To do :: Pick out each line in these entries that contains the string "title".

Supplied entries ::
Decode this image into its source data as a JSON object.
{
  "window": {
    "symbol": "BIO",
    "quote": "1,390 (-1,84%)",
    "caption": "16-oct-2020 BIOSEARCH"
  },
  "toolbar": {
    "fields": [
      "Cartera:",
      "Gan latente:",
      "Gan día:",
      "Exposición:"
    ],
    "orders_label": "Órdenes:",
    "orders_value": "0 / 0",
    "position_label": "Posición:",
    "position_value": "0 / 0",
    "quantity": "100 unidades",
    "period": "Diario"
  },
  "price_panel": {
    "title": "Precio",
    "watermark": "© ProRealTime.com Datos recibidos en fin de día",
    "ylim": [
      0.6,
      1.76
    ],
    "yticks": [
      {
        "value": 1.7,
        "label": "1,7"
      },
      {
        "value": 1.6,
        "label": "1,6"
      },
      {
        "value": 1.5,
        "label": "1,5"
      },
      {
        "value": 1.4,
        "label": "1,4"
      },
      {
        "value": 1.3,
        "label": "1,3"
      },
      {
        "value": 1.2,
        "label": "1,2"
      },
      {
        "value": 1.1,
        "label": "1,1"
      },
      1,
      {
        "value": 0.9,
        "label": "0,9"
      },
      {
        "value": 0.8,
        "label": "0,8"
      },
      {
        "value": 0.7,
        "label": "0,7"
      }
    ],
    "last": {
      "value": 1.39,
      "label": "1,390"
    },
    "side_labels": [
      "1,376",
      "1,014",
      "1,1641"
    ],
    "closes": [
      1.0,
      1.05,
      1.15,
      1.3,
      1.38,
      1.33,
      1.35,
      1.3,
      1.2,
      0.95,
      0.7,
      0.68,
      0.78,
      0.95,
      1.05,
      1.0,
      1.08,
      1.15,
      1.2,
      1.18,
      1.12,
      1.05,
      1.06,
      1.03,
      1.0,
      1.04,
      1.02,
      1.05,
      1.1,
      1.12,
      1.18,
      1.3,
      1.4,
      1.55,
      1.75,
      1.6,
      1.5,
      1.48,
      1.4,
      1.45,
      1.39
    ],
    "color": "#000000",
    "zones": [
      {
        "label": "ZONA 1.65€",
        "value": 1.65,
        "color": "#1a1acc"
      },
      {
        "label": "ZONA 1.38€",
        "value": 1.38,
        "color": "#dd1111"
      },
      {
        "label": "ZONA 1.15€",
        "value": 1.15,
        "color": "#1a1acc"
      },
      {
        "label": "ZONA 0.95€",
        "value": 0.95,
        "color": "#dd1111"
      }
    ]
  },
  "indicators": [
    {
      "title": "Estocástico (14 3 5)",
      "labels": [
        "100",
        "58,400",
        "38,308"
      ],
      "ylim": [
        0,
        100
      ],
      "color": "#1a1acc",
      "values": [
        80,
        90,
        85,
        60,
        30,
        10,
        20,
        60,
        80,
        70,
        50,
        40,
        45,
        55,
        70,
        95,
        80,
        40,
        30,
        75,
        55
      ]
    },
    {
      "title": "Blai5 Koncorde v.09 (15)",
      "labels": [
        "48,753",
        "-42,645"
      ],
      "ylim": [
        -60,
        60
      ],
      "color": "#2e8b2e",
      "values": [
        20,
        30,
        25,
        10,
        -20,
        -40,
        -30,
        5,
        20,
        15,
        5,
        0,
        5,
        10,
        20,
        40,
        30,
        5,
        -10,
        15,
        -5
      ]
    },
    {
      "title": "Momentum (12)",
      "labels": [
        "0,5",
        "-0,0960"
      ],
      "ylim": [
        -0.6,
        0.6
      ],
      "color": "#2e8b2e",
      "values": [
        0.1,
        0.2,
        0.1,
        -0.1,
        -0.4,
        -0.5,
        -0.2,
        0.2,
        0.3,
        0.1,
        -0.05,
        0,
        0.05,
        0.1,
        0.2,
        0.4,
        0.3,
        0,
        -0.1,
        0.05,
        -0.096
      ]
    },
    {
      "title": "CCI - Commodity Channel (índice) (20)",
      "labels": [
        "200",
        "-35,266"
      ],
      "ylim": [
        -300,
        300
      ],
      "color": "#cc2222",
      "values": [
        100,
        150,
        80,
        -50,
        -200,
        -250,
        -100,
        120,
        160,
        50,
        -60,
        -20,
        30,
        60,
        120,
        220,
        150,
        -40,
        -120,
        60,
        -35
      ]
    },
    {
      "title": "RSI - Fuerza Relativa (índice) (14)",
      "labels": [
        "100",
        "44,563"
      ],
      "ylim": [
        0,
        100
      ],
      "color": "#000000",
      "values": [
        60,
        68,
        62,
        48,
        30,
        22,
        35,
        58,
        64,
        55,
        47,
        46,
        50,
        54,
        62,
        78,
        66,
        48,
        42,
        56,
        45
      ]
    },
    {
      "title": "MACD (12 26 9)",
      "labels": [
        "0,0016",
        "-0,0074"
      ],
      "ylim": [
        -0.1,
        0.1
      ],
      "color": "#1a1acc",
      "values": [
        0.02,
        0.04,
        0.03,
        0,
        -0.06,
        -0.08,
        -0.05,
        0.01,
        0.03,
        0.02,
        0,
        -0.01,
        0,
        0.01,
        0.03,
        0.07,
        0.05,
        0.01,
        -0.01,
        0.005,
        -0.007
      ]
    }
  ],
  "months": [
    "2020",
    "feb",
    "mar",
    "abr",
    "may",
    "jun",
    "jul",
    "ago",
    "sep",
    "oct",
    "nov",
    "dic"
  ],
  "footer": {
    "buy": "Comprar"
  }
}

Finished task ::
    "title": "Precio",
      "title": "Estocástico (14 3 5)",
      "title": "Blai5 Koncorde v.09 (15)",
      "title": "Momentum (12)",
      "title": "CCI - Commodity Channel (índice) (20)",
      "title": "RSI - Fuerza Relativa (índice) (14)",
      "title": "MACD (12 26 9)",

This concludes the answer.